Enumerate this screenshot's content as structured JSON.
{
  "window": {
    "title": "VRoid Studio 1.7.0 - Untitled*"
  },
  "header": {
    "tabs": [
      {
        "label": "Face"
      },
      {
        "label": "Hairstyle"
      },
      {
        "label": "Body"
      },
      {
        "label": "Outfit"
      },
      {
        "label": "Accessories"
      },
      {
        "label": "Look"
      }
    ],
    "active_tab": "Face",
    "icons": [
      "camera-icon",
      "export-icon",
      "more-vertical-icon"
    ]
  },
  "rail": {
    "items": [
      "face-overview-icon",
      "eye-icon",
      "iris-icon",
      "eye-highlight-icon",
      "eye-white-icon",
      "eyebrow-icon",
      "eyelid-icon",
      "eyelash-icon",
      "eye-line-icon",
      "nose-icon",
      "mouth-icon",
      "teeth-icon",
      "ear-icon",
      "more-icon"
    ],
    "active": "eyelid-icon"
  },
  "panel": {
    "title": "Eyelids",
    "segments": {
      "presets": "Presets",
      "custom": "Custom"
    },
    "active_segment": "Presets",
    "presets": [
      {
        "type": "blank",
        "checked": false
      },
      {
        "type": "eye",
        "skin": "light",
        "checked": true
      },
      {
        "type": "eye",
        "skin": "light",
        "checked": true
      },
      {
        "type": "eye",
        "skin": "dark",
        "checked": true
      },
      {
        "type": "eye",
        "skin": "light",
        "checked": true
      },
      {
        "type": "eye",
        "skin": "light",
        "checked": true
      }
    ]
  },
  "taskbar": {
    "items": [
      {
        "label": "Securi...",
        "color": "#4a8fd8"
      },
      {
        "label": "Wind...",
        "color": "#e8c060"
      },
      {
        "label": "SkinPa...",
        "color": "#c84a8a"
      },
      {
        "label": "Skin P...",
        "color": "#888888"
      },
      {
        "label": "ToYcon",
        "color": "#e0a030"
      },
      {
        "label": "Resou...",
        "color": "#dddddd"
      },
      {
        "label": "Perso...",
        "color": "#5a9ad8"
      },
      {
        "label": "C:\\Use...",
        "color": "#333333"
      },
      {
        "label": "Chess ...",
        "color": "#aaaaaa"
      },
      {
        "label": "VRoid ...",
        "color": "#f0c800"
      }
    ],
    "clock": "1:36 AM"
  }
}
▬▬▬▬▬▬
> **To be done**
Restate the listing in full, word for word.

> **Final result**
Enumerate this screenshot's content as structured JSON.
{
  "window": {
    "title": "VRoid Studio 1.7.0 - Untitled*"
  },
  "header": {
    "tabs": [
      {
        "label": "Face"
      },
      {
        "label": "Hairstyle"
      },
      {
        "label": "Body"
      },
      {
        "label": "Outfit"
      },
      {
        "label": "Accessories"
      },
      {
        "label": "Look"
      }
    ],
    "active_tab": "Face",
    "icons": [
      "camera-icon",
      "export-icon",
      "more-vertical-icon"
    ]
  },
  "rail": {
    "items": [
      "face-overview-icon",
      "eye-icon",
      "iris-icon",
      "eye-highlight-icon",
      "eye-white-icon",
      "eyebrow-icon",
      "eyelid-icon",
      "eyelash-icon",
      "eye-line-icon",
      "nose-icon",
      "mouth-icon",
      "teeth-icon",
      "ear-icon",
      "more-icon"
    ],
    "active": "eyelid-icon"
  },
  "panel": {
    "title": "Eyelids",
    "segments": {
      "presets": "Presets",
      "custom": "Custom"
    },
    "active_segment": "Presets",
    "presets": [
      {
        "type": "blank",
        "checked": false
      },
      {
        "type": "eye",
        "skin": "light",
        "checked": true
      },
      {
        "type": "eye",
        "skin": "light",
        "checked": true
      },
      {
        "type": "eye",
        "skin": "dark",
        "checked": true
      },
      {
        "type": "eye",
        "skin": "light",
        "checked": true
      },
      {
        "type": "eye",
        "skin": "light",
        "checked": true
      }
    ]
  },
  "taskbar": {
    "items": [
      {
        "label": "Securi...",
        "color": "#4a8fd8"
      },
      {
        "label": "Wind...",
        "color": "#e8c060"
      },
      {
        "label": "SkinPa...",
        "color": "#c84a8a"
      },
      {
        "label": "Skin P...",
        "color": "#888888"
      },
      {
        "label": "ToYcon",
        "color": "#e0a030"
      },
      {
        "label": "Resou...",
        "color": "#dddddd"
      },
      {
        "label": "Perso...",
        "color": "#5a9ad8"
      },
      {
        "label": "C:\\Use...",
        "color": "#333333"
      },
      {
        "label": "Chess ...",
        "color": "#aaaaaa"
      },
      {
        "label": "VRoid ...",
        "color": "#f0c800"
      }
    ],
    "clock": "1:36 AM"
  }
}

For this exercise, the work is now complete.